ÜBUNGSAUFGABE A:
Ordne die Zeilen der Datensätze vom Anfang bis einschließlich der Zeile mit „minefield-cell-hidden[interactable] [231, 476, 247, 492]“ als Markdown-Tabelle mit den Spalten „Nr.“ und „Zeile“ an. Leerzeilen entfallen.

TEXTAUSZUG:
************
Wie geht es uns, Herr Küppersbusch?

Merkel über alles: Für die SPD waren deutsche EU-Ratspräsidentschaft und G-8-Gipfel die reinste Ohrfeigenstrecke. Doch nun hat ihr lustiger kleiner Koalitionspartner endlich wieder die Chance, sich mit tollen neuen Ideen zu profilieren

Westerwelles FDP hat zehn Jahre nicht mehr mitregiert: auch ein Rekord. Das Erfolgreichste an ihr ist Westerwelle, nicht die FDP

taz: Herr Küppersbusch, was war schlecht letzte Woche?

Friedrich Küppersbusch: Opposition verschwand hinter Schwarzem Block und mangels eigener Ideen.

Was wird besser in dieser?

EU-Ratspräsidentschaft und G-8-Gipfel war Ohrfeigenstrecke mit Ansage für die SPD. Nun haben sie tolle Ideen, mit denen sie danach auftrumpfen werden. Bin gespannt!

War der G-8-Gipfel ein Erfolg – für Angela Merkel?
************
DATENSÄTZE ZUR AUFGABE:
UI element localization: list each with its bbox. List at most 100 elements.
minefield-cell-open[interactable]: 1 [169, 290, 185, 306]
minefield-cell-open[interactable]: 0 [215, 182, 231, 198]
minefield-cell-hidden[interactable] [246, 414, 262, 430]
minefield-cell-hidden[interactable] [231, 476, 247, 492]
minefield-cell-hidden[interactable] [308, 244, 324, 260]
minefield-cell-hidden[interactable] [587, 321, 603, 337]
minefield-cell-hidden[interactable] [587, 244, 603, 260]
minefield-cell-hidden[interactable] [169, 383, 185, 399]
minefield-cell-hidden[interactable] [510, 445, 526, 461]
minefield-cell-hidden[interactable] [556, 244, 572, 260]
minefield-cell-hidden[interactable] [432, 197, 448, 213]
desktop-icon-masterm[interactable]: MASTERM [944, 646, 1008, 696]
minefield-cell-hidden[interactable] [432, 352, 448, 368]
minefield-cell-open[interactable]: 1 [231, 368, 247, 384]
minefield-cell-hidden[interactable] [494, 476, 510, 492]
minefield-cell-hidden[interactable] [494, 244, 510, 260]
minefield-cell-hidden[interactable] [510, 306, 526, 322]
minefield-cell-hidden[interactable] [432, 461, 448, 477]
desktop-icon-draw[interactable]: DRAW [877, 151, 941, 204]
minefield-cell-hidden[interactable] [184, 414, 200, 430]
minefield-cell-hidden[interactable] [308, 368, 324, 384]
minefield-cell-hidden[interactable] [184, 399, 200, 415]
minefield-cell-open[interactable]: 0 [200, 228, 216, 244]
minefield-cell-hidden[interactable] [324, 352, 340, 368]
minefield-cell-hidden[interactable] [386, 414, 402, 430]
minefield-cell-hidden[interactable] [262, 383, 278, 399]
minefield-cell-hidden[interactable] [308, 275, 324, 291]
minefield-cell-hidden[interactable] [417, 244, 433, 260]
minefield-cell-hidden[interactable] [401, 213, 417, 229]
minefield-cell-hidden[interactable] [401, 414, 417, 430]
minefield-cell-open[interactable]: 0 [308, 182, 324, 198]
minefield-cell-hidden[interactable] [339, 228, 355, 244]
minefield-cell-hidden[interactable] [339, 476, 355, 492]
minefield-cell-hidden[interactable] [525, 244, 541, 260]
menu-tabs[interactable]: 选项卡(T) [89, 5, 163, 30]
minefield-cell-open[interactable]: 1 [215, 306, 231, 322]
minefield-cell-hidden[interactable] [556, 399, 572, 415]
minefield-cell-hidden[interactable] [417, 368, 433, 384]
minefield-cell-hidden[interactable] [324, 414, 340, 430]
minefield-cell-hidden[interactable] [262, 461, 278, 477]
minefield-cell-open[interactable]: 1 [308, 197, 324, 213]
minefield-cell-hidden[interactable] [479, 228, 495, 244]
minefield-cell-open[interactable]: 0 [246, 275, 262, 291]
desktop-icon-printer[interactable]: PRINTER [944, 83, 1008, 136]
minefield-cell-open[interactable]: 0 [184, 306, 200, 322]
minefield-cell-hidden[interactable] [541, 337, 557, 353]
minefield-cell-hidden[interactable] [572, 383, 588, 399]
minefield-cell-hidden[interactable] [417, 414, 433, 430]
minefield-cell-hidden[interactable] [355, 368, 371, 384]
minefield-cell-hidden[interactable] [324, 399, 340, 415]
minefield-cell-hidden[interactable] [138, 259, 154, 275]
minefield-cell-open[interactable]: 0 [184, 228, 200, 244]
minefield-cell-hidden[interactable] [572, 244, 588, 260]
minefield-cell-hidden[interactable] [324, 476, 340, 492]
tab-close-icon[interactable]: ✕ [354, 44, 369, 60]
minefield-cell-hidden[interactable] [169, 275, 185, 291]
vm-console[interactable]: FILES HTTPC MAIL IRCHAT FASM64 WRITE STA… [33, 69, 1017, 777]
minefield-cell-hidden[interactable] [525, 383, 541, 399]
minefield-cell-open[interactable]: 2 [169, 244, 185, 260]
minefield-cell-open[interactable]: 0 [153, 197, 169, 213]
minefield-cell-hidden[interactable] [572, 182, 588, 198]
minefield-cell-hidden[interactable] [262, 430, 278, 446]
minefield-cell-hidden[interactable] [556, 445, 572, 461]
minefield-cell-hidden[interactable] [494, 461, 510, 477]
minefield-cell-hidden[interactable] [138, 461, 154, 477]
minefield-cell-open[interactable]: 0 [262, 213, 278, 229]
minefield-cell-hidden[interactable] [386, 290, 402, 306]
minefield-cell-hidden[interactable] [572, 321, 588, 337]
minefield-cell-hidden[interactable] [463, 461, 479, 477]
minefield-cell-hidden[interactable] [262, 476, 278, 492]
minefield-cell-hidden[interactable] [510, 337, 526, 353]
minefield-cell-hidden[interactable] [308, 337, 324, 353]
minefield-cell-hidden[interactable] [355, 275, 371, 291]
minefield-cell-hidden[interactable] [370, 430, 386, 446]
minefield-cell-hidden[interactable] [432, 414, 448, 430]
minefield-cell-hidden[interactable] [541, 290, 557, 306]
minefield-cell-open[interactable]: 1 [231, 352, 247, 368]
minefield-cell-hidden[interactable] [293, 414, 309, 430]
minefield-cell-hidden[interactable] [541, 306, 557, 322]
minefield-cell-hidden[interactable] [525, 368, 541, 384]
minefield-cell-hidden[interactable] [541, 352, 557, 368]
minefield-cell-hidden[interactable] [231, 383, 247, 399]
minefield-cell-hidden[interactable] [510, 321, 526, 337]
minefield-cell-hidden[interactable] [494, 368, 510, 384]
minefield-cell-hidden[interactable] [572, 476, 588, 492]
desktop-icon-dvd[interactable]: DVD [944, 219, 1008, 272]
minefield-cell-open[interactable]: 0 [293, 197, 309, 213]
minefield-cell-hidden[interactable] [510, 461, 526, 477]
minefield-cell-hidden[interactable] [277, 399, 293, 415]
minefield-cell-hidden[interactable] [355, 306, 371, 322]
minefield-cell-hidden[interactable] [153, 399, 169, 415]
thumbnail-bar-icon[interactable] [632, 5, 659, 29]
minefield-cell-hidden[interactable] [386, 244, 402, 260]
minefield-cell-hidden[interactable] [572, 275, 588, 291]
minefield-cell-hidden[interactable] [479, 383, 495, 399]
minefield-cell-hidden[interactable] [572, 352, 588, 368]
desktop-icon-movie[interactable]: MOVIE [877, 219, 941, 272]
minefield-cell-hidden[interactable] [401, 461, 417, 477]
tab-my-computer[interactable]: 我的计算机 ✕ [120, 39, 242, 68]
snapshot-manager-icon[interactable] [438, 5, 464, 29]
************
ÜBUNGSAUFGABE B:
Übersetze den Satz „Westerwelles FDP hat zehn Jahre nicht mehr mitregiert: auch ein Rekord.“ aus dem Textauszug ins Englische.

VOLLSTÄNDIGE AUSGABE A:
| Nr. | Zeile |
|---|---|
| 1 | UI element localization: list each with its bbox. List at most 100 elements. |
| 2 | minefield-cell-open[interactable]: 1 [169, 290, 185, 306] |
| 3 | minefield-cell-open[interactable]: 0 [215, 182, 231, 198] |
| 4 | minefield-cell-hidden[interactable] [246, 414, 262, 430] |
| 5 | minefield-cell-hidden[interactable] [231, 476, 247, 492] |

VOLLSTÄNDIGE AUSGABE B:
Westerwelle's FDP has not been part of the government for ten years: also a record.